TASK TO CARRY OUT: Go through the listing and set it down exactly, leaving out its pictures.
---------- EXERCISE INPUTS ----------
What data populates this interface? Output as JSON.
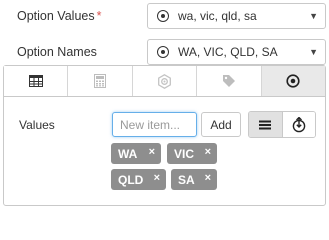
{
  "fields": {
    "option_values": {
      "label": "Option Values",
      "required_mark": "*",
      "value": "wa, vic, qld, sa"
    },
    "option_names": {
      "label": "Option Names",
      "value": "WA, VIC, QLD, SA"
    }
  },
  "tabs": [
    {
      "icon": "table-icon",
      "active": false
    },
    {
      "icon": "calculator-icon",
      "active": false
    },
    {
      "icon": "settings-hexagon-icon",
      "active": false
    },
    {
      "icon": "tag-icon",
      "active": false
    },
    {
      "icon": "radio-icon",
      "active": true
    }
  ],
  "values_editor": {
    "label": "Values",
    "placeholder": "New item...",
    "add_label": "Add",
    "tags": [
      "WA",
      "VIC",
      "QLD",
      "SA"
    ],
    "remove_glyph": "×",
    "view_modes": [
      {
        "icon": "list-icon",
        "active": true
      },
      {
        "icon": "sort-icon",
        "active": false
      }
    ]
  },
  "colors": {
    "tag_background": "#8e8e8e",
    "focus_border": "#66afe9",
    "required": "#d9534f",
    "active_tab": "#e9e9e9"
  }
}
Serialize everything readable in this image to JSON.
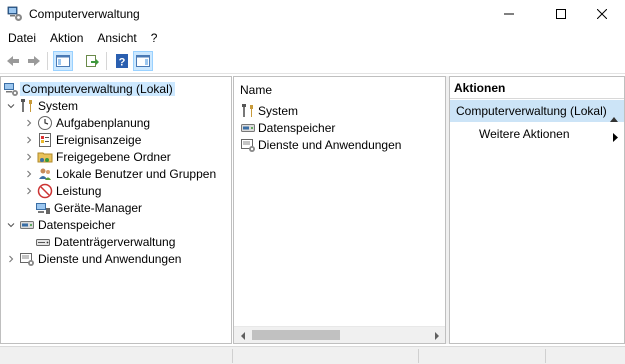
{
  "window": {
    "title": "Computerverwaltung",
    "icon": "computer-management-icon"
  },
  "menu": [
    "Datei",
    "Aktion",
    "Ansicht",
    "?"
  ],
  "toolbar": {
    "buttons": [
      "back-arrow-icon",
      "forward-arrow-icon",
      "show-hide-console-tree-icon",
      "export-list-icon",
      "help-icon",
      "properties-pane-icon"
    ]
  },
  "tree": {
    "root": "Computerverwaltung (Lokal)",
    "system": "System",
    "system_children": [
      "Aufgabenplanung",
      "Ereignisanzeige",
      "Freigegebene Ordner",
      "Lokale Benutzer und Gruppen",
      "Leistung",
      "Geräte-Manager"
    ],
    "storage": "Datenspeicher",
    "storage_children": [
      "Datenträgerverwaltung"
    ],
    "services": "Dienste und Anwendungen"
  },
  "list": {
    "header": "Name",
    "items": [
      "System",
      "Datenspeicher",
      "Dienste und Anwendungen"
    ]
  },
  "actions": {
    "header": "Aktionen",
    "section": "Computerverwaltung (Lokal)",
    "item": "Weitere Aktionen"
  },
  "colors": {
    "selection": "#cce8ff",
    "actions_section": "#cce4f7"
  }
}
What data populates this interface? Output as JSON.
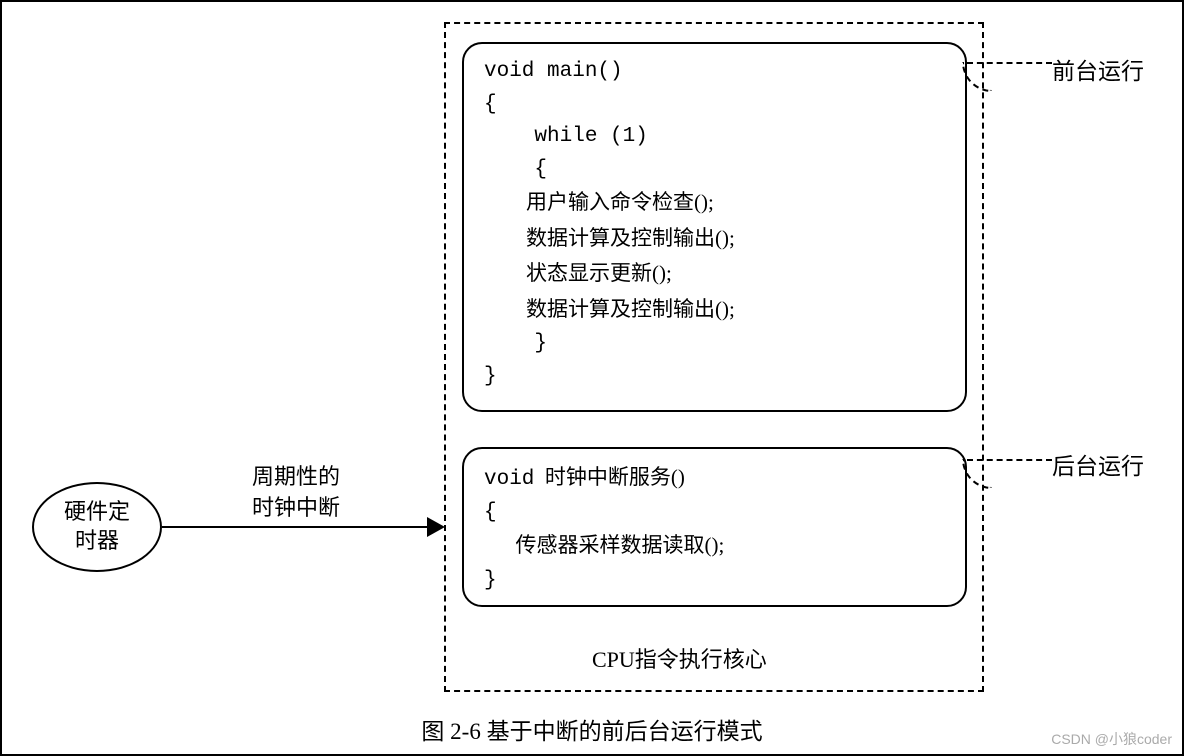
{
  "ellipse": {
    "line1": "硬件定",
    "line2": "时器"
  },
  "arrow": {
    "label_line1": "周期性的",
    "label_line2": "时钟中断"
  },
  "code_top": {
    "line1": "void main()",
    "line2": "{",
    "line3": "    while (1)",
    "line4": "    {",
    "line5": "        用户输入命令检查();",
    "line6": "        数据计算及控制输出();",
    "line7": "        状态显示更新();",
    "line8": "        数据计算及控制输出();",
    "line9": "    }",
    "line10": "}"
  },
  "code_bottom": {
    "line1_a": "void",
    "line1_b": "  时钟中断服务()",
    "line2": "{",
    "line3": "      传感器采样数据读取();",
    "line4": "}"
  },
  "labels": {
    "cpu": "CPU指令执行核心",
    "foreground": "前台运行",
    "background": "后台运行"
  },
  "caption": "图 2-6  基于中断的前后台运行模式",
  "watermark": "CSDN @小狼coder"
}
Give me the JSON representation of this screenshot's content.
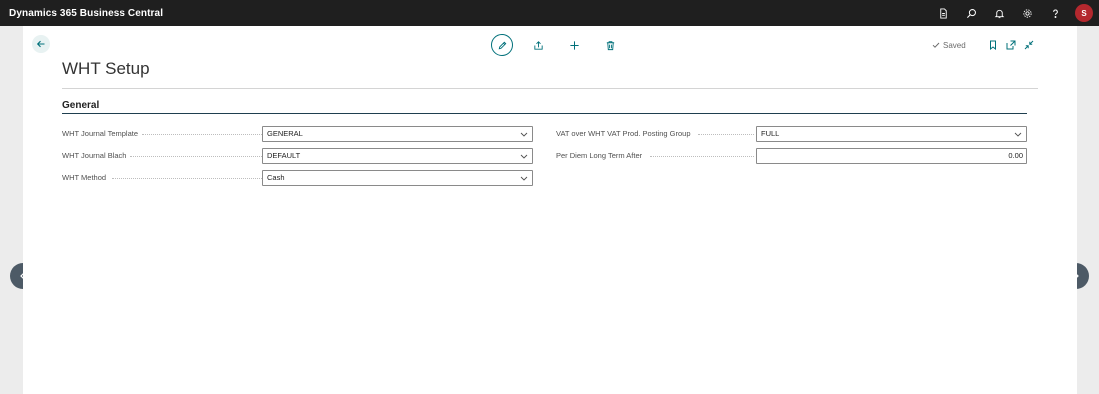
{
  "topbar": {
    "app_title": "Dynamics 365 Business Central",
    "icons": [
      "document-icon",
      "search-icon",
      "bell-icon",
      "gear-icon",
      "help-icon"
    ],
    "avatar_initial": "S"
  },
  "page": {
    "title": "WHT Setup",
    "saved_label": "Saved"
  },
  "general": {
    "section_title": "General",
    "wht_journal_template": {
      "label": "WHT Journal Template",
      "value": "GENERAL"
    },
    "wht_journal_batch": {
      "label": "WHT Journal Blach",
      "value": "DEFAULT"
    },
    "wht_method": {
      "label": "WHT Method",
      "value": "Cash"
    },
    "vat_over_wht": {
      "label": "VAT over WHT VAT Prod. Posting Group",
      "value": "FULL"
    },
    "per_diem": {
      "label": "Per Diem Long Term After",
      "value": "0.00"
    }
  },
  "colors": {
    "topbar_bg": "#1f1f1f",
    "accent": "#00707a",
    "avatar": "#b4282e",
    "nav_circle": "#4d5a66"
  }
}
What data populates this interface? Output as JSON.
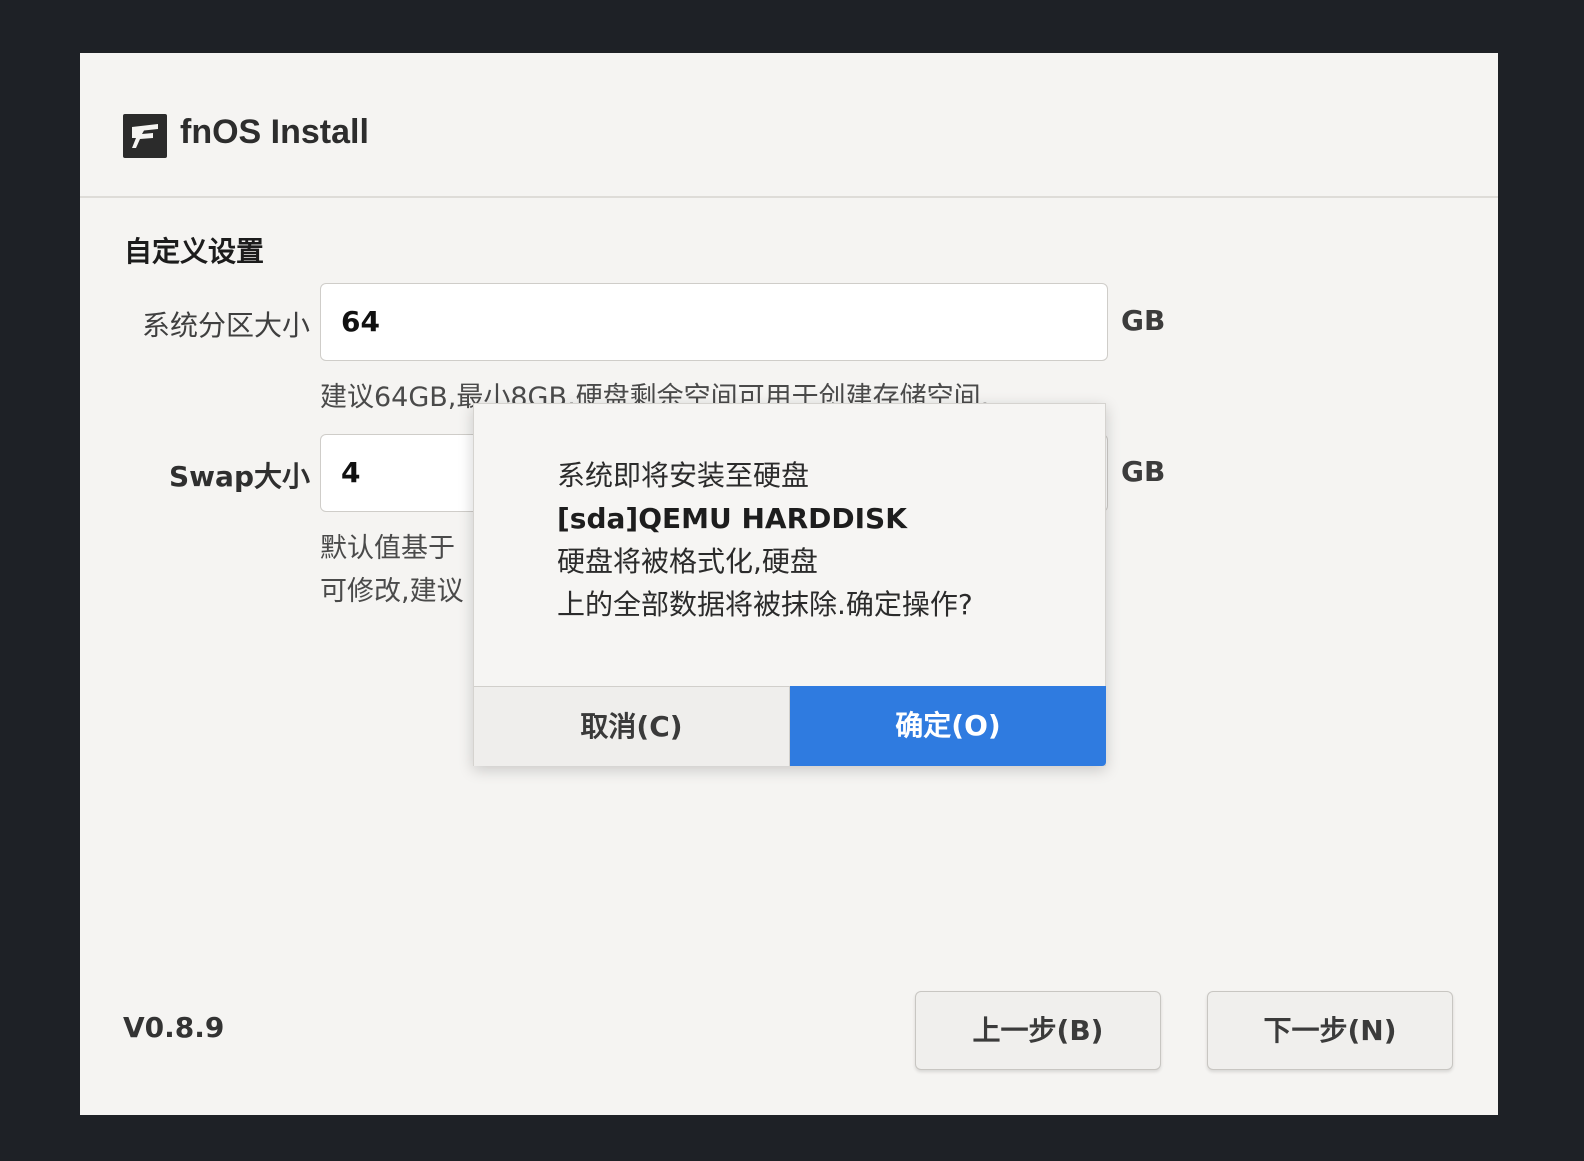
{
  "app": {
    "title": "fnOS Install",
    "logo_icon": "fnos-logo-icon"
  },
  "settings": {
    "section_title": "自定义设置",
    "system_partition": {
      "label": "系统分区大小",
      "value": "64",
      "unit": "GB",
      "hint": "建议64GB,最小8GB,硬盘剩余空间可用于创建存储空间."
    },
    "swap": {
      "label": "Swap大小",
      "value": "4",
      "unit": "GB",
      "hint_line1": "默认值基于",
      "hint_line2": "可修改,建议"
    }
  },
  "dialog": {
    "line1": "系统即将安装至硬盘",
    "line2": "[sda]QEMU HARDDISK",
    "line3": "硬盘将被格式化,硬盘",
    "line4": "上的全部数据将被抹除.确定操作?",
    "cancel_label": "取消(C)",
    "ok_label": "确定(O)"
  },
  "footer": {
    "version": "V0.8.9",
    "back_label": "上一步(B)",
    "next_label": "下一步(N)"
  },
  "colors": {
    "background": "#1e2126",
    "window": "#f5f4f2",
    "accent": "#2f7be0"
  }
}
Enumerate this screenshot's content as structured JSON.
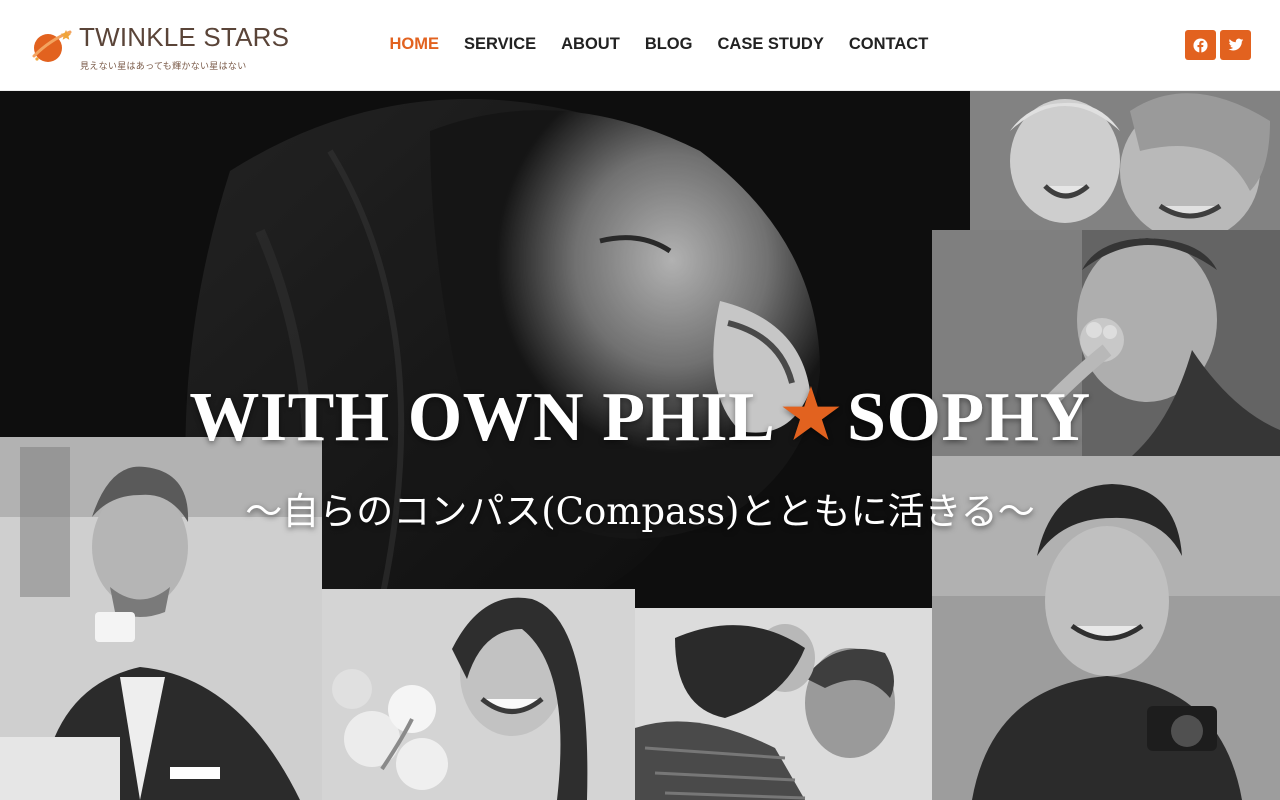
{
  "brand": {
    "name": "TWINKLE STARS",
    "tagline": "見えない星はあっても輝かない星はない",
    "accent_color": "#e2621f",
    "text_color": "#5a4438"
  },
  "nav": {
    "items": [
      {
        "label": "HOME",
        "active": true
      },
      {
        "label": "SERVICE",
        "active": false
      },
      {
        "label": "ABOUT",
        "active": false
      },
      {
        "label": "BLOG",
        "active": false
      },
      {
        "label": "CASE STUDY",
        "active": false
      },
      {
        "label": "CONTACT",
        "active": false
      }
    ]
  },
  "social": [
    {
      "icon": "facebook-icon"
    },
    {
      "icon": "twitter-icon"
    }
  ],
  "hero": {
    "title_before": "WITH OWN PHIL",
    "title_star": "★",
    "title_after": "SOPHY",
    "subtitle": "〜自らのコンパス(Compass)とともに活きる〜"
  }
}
----------
ANSWER TO THIS EXERCISE:
What data populates this interface? Output as JSON.
{
  "fields": {
    "option_values": {
      "label": "Option Values",
      "required_mark": "*",
      "value": "wa, vic, qld, sa"
    },
    "option_names": {
      "label": "Option Names",
      "value": "WA, VIC, QLD, SA"
    }
  },
  "tabs": [
    {
      "icon": "table-icon",
      "active": false
    },
    {
      "icon": "calculator-icon",
      "active": false
    },
    {
      "icon": "settings-hexagon-icon",
      "active": false
    },
    {
      "icon": "tag-icon",
      "active": false
    },
    {
      "icon": "radio-icon",
      "active": true
    }
  ],
  "values_editor": {
    "label": "Values",
    "placeholder": "New item...",
    "add_label": "Add",
    "tags": [
      "WA",
      "VIC",
      "QLD",
      "SA"
    ],
    "remove_glyph": "×",
    "view_modes": [
      {
        "icon": "list-icon",
        "active": true
      },
      {
        "icon": "sort-icon",
        "active": false
      }
    ]
  },
  "colors": {
    "tag_background": "#8e8e8e",
    "focus_border": "#66afe9",
    "required": "#d9534f",
    "active_tab": "#e9e9e9"
  }
}
Serialize everything readable in this image to JSON.
{
  "window": {
    "title": "Computerverwaltung",
    "icon": "computer-management-icon"
  },
  "menu": [
    "Datei",
    "Aktion",
    "Ansicht",
    "?"
  ],
  "toolbar": {
    "buttons": [
      "back-arrow-icon",
      "forward-arrow-icon",
      "show-hide-console-tree-icon",
      "export-list-icon",
      "help-icon",
      "properties-pane-icon"
    ]
  },
  "tree": {
    "root": "Computerverwaltung (Lokal)",
    "system": "System",
    "system_children": [
      "Aufgabenplanung",
      "Ereignisanzeige",
      "Freigegebene Ordner",
      "Lokale Benutzer und Gruppen",
      "Leistung",
      "Geräte-Manager"
    ],
    "storage": "Datenspeicher",
    "storage_children": [
      "Datenträgerverwaltung"
    ],
    "services": "Dienste und Anwendungen"
  },
  "list": {
    "header": "Name",
    "items": [
      "System",
      "Datenspeicher",
      "Dienste und Anwendungen"
    ]
  },
  "actions": {
    "header": "Aktionen",
    "section": "Computerverwaltung (Lokal)",
    "item": "Weitere Aktionen"
  },
  "colors": {
    "selection": "#cce8ff",
    "actions_section": "#cce4f7"
  }
}
What data populates this interface? Output as JSON.
{
  "ellipse": {
    "line1": "硬件定",
    "line2": "时器"
  },
  "arrow": {
    "label_line1": "周期性的",
    "label_line2": "时钟中断"
  },
  "code_top": {
    "line1": "void main()",
    "line2": "{",
    "line3": "    while (1)",
    "line4": "    {",
    "line5": "        用户输入命令检查();",
    "line6": "        数据计算及控制输出();",
    "line7": "        状态显示更新();",
    "line8": "        数据计算及控制输出();",
    "line9": "    }",
    "line10": "}"
  },
  "code_bottom": {
    "line1_a": "void",
    "line1_b": "  时钟中断服务()",
    "line2": "{",
    "line3": "      传感器采样数据读取();",
    "line4": "}"
  },
  "labels": {
    "cpu": "CPU指令执行核心",
    "foreground": "前台运行",
    "background": "后台运行"
  },
  "caption": "图 2-6  基于中断的前后台运行模式",
  "watermark": "CSDN @小狼coder"
}
Give me the JSON representation of this screenshot's content.
{
  "topbar": {
    "app_title": "Dynamics 365 Business Central",
    "icons": [
      "document-icon",
      "search-icon",
      "bell-icon",
      "gear-icon",
      "help-icon"
    ],
    "avatar_initial": "S"
  },
  "page": {
    "title": "WHT Setup",
    "saved_label": "Saved"
  },
  "general": {
    "section_title": "General",
    "wht_journal_template": {
      "label": "WHT Journal Template",
      "value": "GENERAL"
    },
    "wht_journal_batch": {
      "label": "WHT Journal Blach",
      "value": "DEFAULT"
    },
    "wht_method": {
      "label": "WHT Method",
      "value": "Cash"
    },
    "vat_over_wht": {
      "label": "VAT over WHT VAT Prod. Posting Group",
      "value": "FULL"
    },
    "per_diem": {
      "label": "Per Diem Long Term After",
      "value": "0.00"
    }
  },
  "colors": {
    "topbar_bg": "#1f1f1f",
    "accent": "#00707a",
    "avatar": "#b4282e",
    "nav_circle": "#4d5a66"
  }
}
What data populates this interface? Output as JSON.
{
  "app": {
    "title": "fnOS Install",
    "logo_icon": "fnos-logo-icon"
  },
  "settings": {
    "section_title": "自定义设置",
    "system_partition": {
      "label": "系统分区大小",
      "value": "64",
      "unit": "GB",
      "hint": "建议64GB,最小8GB,硬盘剩余空间可用于创建存储空间."
    },
    "swap": {
      "label": "Swap大小",
      "value": "4",
      "unit": "GB",
      "hint_line1": "默认值基于",
      "hint_line2": "可修改,建议"
    }
  },
  "dialog": {
    "line1": "系统即将安装至硬盘",
    "line2": "[sda]QEMU HARDDISK",
    "line3": "硬盘将被格式化,硬盘",
    "line4": "上的全部数据将被抹除.确定操作?",
    "cancel_label": "取消(C)",
    "ok_label": "确定(O)"
  },
  "footer": {
    "version": "V0.8.9",
    "back_label": "上一步(B)",
    "next_label": "下一步(N)"
  },
  "colors": {
    "background": "#1e2126",
    "window": "#f5f4f2",
    "accent": "#2f7be0"
  }
}
Enumerate this screenshot's content as structured JSON.
{
  "brand": {
    "name": "TWINKLE STARS",
    "tagline": "見えない星はあっても輝かない星はない",
    "accent_color": "#e2621f",
    "text_color": "#5a4438"
  },
  "nav": {
    "items": [
      {
        "label": "HOME",
        "active": true
      },
      {
        "label": "SERVICE",
        "active": false
      },
      {
        "label": "ABOUT",
        "active": false
      },
      {
        "label": "BLOG",
        "active": false
      },
      {
        "label": "CASE STUDY",
        "active": false
      },
      {
        "label": "CONTACT",
        "active": false
      }
    ]
  },
  "social": [
    {
      "icon": "facebook-icon"
    },
    {
      "icon": "twitter-icon"
    }
  ],
  "hero": {
    "title_before": "WITH OWN PHIL",
    "title_star": "★",
    "title_after": "SOPHY",
    "subtitle": "〜自らのコンパス(Compass)とともに活きる〜"
  }
}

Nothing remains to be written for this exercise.